# [Collected data entries]
☆ ☆ ☆

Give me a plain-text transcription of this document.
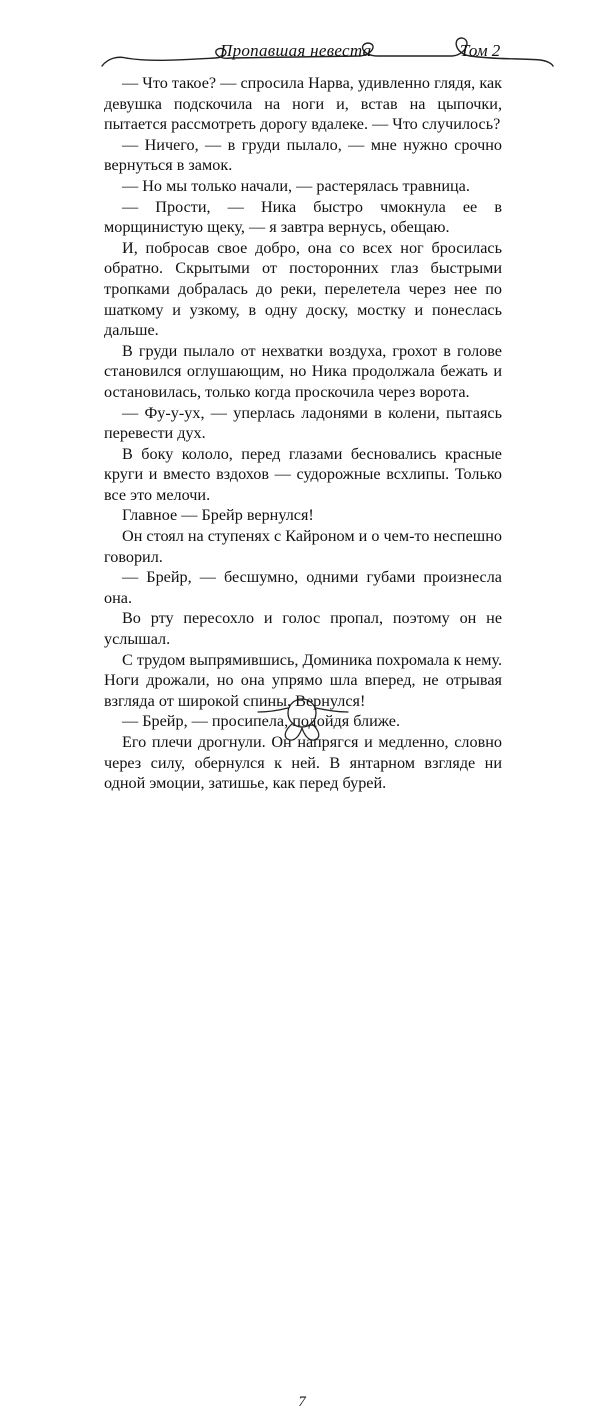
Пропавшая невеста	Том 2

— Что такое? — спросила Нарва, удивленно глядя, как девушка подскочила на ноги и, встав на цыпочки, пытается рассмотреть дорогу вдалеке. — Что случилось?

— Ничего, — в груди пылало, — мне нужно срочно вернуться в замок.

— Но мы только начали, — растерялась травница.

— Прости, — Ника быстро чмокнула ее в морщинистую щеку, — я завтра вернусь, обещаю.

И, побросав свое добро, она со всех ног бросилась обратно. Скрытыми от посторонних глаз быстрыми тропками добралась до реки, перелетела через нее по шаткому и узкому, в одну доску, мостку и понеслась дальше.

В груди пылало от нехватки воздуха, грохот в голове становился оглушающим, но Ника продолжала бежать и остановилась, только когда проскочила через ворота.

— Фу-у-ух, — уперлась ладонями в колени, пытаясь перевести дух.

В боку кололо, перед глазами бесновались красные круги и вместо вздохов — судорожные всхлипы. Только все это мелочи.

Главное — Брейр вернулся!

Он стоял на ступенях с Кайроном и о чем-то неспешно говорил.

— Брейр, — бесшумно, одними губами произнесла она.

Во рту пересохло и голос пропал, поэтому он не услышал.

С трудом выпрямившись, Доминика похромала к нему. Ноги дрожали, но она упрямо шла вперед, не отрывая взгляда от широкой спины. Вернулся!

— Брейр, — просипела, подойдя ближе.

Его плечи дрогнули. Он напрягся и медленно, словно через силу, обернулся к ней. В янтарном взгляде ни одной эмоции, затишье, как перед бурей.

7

☆ ☆ ☆

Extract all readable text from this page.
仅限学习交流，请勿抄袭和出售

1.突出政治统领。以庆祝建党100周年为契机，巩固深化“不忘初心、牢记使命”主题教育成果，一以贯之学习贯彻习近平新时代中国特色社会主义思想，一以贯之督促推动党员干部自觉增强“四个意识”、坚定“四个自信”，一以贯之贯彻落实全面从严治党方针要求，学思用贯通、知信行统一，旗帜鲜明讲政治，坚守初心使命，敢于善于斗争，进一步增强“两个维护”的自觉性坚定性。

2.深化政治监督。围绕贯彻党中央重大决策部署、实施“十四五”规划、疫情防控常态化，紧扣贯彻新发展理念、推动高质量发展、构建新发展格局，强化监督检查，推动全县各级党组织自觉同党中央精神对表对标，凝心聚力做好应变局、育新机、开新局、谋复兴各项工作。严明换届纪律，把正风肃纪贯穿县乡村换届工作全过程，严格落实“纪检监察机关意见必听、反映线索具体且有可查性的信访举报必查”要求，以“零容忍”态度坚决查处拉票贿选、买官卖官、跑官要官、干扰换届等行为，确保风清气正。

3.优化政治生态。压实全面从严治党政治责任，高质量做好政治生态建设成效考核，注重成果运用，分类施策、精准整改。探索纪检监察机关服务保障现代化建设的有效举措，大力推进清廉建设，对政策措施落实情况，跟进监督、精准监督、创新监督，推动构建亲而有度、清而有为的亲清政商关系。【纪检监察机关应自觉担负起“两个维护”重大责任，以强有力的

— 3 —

☆ ☆ ☆

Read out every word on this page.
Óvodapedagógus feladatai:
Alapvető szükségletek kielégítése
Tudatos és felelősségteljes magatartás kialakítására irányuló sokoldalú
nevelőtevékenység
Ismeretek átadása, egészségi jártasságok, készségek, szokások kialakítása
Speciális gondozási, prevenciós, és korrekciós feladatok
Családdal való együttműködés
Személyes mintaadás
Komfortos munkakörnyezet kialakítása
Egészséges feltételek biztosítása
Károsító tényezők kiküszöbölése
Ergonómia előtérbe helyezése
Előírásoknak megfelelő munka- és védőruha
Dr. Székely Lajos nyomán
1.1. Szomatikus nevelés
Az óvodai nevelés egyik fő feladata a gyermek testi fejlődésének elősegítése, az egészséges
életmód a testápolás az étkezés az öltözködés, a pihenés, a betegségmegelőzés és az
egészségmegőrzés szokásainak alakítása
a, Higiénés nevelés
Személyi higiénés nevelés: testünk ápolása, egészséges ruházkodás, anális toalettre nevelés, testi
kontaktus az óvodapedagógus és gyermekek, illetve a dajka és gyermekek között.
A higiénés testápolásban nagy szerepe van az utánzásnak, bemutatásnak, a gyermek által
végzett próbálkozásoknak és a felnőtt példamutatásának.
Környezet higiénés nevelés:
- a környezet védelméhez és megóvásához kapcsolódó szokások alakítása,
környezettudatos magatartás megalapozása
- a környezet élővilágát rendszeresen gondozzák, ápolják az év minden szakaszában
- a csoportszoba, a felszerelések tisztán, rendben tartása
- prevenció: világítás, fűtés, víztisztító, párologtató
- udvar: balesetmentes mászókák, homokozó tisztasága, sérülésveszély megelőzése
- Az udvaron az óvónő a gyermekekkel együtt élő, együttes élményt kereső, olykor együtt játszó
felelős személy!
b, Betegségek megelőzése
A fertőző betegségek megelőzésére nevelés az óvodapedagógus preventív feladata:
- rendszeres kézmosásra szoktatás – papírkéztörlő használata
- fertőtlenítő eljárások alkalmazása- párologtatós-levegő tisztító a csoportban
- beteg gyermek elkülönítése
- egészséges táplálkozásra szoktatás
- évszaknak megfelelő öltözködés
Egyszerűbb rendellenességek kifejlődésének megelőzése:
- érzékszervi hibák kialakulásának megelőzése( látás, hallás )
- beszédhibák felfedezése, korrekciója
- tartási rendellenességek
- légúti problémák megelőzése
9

☆ ☆ ☆

# [Given request]
Tally how many lines in the material above hold the word "груди". Write only that number.

# [Response to the task]
2